● SUPPLIED ENTRIES

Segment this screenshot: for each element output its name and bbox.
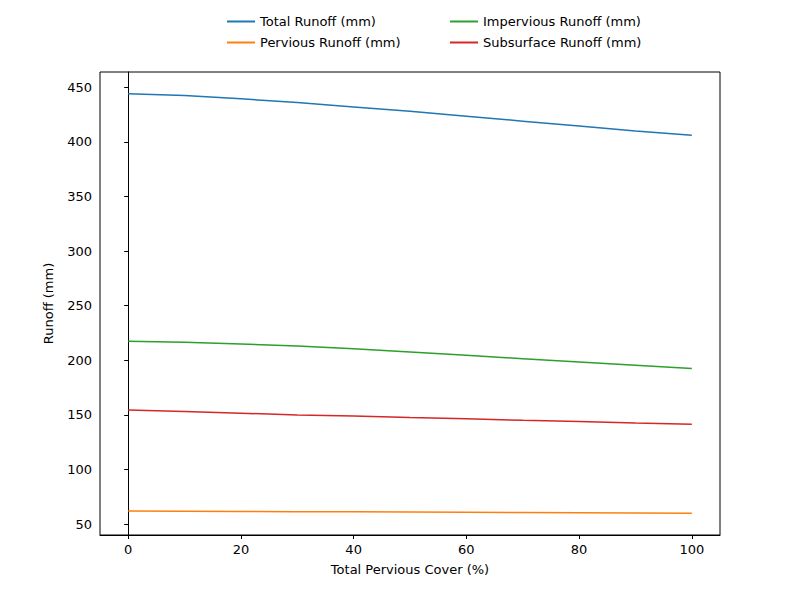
- svg-text:80: 80: [571, 542, 588, 557]
- svg-text:150: 150: [67, 407, 92, 422]
- svg-text:20: 20: [233, 542, 250, 557]
- svg-text:40: 40: [345, 542, 362, 557]
- svg-text:50: 50: [75, 517, 92, 532]
- svg-text:Impervious Runoff (mm): Impervious Runoff (mm): [483, 14, 641, 29]
- svg-text:100: 100: [67, 462, 92, 477]
- svg-text:250: 250: [67, 298, 92, 313]
- svg-text:300: 300: [67, 244, 92, 259]
- svg-text:Pervious Runoff (mm): Pervious Runoff (mm): [260, 35, 401, 50]
- svg-text:Total Pervious Cover (%): Total Pervious Cover (%): [330, 562, 489, 577]
- svg-text:200: 200: [67, 353, 92, 368]
- svg-text:Runoff (mm): Runoff (mm): [41, 263, 56, 344]
- svg-text:400: 400: [67, 134, 92, 149]
- svg-text:450: 450: [67, 80, 92, 95]
- svg-text:Total Runoff (mm): Total Runoff (mm): [259, 14, 376, 29]
- svg-text:350: 350: [67, 189, 92, 204]
- svg-text:100: 100: [679, 542, 704, 557]
- svg-text:Subsurface Runoff (mm): Subsurface Runoff (mm): [483, 35, 641, 50]
- svg-text:0: 0: [124, 542, 132, 557]
- svg-text:60: 60: [458, 542, 475, 557]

● GIVEN EXERCISE
Can you convert the material above into a Markdown table with the columns No. and Entry, giving each nonblank line its own numbered row? Leave the picture out of your answer.

● WRITTEN REPLY
| No. | Entry |
|---|---|
| 1 | Segment this screenshot: for each element output its name and bbox. |
| 2 | - svg-text:80: 80: [571, 542, 588, 557] |
| 3 | - svg-text:150: 150: [67, 407, 92, 422] |
| 4 | - svg-text:20: 20: [233, 542, 250, 557] |
| 5 | - svg-text:40: 40: [345, 542, 362, 557] |
| 6 | - svg-text:50: 50: [75, 517, 92, 532] |
| 7 | - svg-text:Impervious Runoff (mm): Impervious Runoff (mm): [483, 14, 641, 29] |
| 8 | - svg-text:100: 100: [67, 462, 92, 477] |
| 9 | - svg-text:250: 250: [67, 298, 92, 313] |
| 10 | - svg-text:300: 300: [67, 244, 92, 259] |
| 11 | - svg-text:Pervious Runoff (mm): Pervious Runoff (mm): [260, 35, 401, 50] |
| 12 | - svg-text:Total Pervious Cover (%): Total Pervious Cover (%): [330, 562, 489, 577] |
| 13 | - svg-text:200: 200: [67, 353, 92, 368] |
| 14 | - svg-text:Runoff (mm): Runoff (mm): [41, 263, 56, 344] |
| 15 | - svg-text:400: 400: [67, 134, 92, 149] |
| 16 | - svg-text:450: 450: [67, 80, 92, 95] |
| 17 | - svg-text:Total Runoff (mm): Total Runoff (mm): [259, 14, 376, 29] |
| 18 | - svg-text:350: 350: [67, 189, 92, 204] |
| 19 | - svg-text:100: 100: [679, 542, 704, 557] |
| 20 | - svg-text:Subsurface Runoff (mm): Subsurface Runoff (mm): [483, 35, 641, 50] |
| 21 | - svg-text:0: 0: [124, 542, 132, 557] |
| 22 | - svg-text:60: 60: [458, 542, 475, 557] |